**Goal**
Set down every entry again word for word, please, but skip the pictures.

━━━ Dataset records

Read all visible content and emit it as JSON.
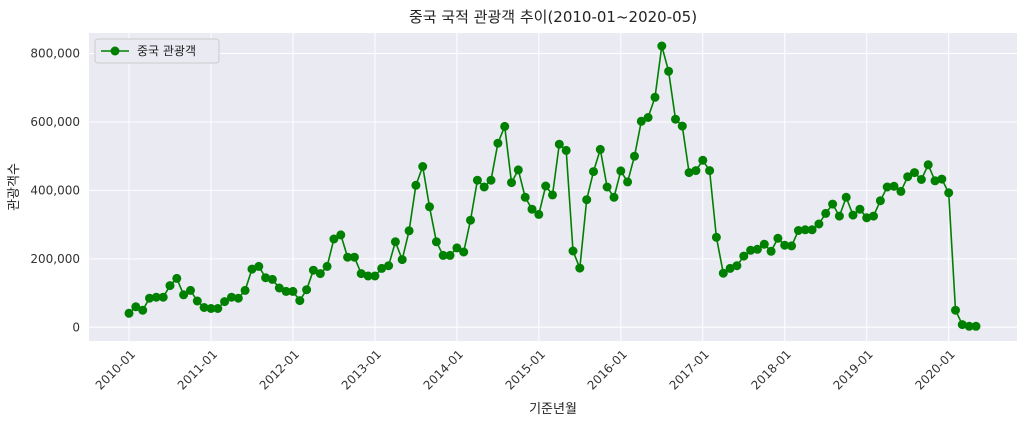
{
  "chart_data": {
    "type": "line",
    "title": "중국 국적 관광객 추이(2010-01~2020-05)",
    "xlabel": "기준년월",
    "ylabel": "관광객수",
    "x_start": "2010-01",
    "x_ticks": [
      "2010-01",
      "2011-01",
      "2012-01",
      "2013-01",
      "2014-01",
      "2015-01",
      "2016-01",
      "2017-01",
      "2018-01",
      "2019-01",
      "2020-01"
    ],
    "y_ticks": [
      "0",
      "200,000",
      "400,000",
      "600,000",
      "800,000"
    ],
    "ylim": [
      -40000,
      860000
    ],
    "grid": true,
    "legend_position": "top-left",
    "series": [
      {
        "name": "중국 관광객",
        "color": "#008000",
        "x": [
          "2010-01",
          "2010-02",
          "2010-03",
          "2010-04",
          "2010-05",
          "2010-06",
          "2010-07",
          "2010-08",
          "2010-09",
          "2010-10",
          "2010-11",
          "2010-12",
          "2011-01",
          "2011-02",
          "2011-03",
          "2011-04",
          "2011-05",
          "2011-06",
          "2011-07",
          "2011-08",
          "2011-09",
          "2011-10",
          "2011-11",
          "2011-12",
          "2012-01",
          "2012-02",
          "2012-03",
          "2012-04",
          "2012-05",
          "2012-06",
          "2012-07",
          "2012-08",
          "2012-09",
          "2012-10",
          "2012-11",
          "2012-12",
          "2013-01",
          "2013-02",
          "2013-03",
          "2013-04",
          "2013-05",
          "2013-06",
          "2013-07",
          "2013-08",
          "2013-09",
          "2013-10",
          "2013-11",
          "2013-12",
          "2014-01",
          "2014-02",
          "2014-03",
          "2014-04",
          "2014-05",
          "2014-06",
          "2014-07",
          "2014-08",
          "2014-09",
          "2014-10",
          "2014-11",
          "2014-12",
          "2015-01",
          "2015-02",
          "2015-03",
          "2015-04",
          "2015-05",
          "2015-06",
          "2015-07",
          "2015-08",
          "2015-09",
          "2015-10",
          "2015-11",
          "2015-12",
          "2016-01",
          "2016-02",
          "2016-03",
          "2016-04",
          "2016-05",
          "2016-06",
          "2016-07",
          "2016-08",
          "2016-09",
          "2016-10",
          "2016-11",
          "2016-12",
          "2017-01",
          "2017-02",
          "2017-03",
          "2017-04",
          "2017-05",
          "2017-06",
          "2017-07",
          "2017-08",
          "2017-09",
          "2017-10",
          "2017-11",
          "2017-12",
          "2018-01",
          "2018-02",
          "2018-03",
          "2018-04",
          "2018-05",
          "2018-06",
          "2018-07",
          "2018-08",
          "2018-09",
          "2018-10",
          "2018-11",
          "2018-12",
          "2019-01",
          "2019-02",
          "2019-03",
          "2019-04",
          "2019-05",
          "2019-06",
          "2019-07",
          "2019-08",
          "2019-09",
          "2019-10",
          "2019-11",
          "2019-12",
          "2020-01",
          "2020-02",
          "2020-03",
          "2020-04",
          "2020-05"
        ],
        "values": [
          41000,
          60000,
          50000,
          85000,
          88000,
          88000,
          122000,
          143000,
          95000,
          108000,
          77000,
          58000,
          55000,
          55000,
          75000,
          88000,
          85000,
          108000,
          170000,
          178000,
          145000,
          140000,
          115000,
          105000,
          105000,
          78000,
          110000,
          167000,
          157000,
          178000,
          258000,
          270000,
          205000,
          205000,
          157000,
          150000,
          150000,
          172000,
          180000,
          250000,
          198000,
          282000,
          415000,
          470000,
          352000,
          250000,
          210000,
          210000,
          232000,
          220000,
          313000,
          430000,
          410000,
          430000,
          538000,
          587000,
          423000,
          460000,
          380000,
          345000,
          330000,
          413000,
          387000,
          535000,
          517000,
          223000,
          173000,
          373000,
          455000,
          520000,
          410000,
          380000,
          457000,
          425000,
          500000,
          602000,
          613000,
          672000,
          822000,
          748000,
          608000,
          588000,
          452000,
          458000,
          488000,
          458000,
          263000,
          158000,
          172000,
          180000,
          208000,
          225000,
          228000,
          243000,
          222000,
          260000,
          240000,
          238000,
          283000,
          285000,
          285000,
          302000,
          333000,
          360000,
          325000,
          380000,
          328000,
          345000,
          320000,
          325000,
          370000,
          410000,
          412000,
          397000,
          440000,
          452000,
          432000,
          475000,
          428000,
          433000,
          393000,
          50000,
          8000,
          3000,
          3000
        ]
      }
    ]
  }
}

━━━━━━

**Exercise answer**
Read all visible content and emit it as JSON.
{
  "chart_data": {
    "type": "line",
    "title": "중국 국적 관광객 추이(2010-01~2020-05)",
    "xlabel": "기준년월",
    "ylabel": "관광객수",
    "x_start": "2010-01",
    "x_ticks": [
      "2010-01",
      "2011-01",
      "2012-01",
      "2013-01",
      "2014-01",
      "2015-01",
      "2016-01",
      "2017-01",
      "2018-01",
      "2019-01",
      "2020-01"
    ],
    "y_ticks": [
      "0",
      "200,000",
      "400,000",
      "600,000",
      "800,000"
    ],
    "ylim": [
      -40000,
      860000
    ],
    "grid": true,
    "legend_position": "top-left",
    "series": [
      {
        "name": "중국 관광객",
        "color": "#008000",
        "x": [
          "2010-01",
          "2010-02",
          "2010-03",
          "2010-04",
          "2010-05",
          "2010-06",
          "2010-07",
          "2010-08",
          "2010-09",
          "2010-10",
          "2010-11",
          "2010-12",
          "2011-01",
          "2011-02",
          "2011-03",
          "2011-04",
          "2011-05",
          "2011-06",
          "2011-07",
          "2011-08",
          "2011-09",
          "2011-10",
          "2011-11",
          "2011-12",
          "2012-01",
          "2012-02",
          "2012-03",
          "2012-04",
          "2012-05",
          "2012-06",
          "2012-07",
          "2012-08",
          "2012-09",
          "2012-10",
          "2012-11",
          "2012-12",
          "2013-01",
          "2013-02",
          "2013-03",
          "2013-04",
          "2013-05",
          "2013-06",
          "2013-07",
          "2013-08",
          "2013-09",
          "2013-10",
          "2013-11",
          "2013-12",
          "2014-01",
          "2014-02",
          "2014-03",
          "2014-04",
          "2014-05",
          "2014-06",
          "2014-07",
          "2014-08",
          "2014-09",
          "2014-10",
          "2014-11",
          "2014-12",
          "2015-01",
          "2015-02",
          "2015-03",
          "2015-04",
          "2015-05",
          "2015-06",
          "2015-07",
          "2015-08",
          "2015-09",
          "2015-10",
          "2015-11",
          "2015-12",
          "2016-01",
          "2016-02",
          "2016-03",
          "2016-04",
          "2016-05",
          "2016-06",
          "2016-07",
          "2016-08",
          "2016-09",
          "2016-10",
          "2016-11",
          "2016-12",
          "2017-01",
          "2017-02",
          "2017-03",
          "2017-04",
          "2017-05",
          "2017-06",
          "2017-07",
          "2017-08",
          "2017-09",
          "2017-10",
          "2017-11",
          "2017-12",
          "2018-01",
          "2018-02",
          "2018-03",
          "2018-04",
          "2018-05",
          "2018-06",
          "2018-07",
          "2018-08",
          "2018-09",
          "2018-10",
          "2018-11",
          "2018-12",
          "2019-01",
          "2019-02",
          "2019-03",
          "2019-04",
          "2019-05",
          "2019-06",
          "2019-07",
          "2019-08",
          "2019-09",
          "2019-10",
          "2019-11",
          "2019-12",
          "2020-01",
          "2020-02",
          "2020-03",
          "2020-04",
          "2020-05"
        ],
        "values": [
          41000,
          60000,
          50000,
          85000,
          88000,
          88000,
          122000,
          143000,
          95000,
          108000,
          77000,
          58000,
          55000,
          55000,
          75000,
          88000,
          85000,
          108000,
          170000,
          178000,
          145000,
          140000,
          115000,
          105000,
          105000,
          78000,
          110000,
          167000,
          157000,
          178000,
          258000,
          270000,
          205000,
          205000,
          157000,
          150000,
          150000,
          172000,
          180000,
          250000,
          198000,
          282000,
          415000,
          470000,
          352000,
          250000,
          210000,
          210000,
          232000,
          220000,
          313000,
          430000,
          410000,
          430000,
          538000,
          587000,
          423000,
          460000,
          380000,
          345000,
          330000,
          413000,
          387000,
          535000,
          517000,
          223000,
          173000,
          373000,
          455000,
          520000,
          410000,
          380000,
          457000,
          425000,
          500000,
          602000,
          613000,
          672000,
          822000,
          748000,
          608000,
          588000,
          452000,
          458000,
          488000,
          458000,
          263000,
          158000,
          172000,
          180000,
          208000,
          225000,
          228000,
          243000,
          222000,
          260000,
          240000,
          238000,
          283000,
          285000,
          285000,
          302000,
          333000,
          360000,
          325000,
          380000,
          328000,
          345000,
          320000,
          325000,
          370000,
          410000,
          412000,
          397000,
          440000,
          452000,
          432000,
          475000,
          428000,
          433000,
          393000,
          50000,
          8000,
          3000,
          3000
        ]
      }
    ]
  }
}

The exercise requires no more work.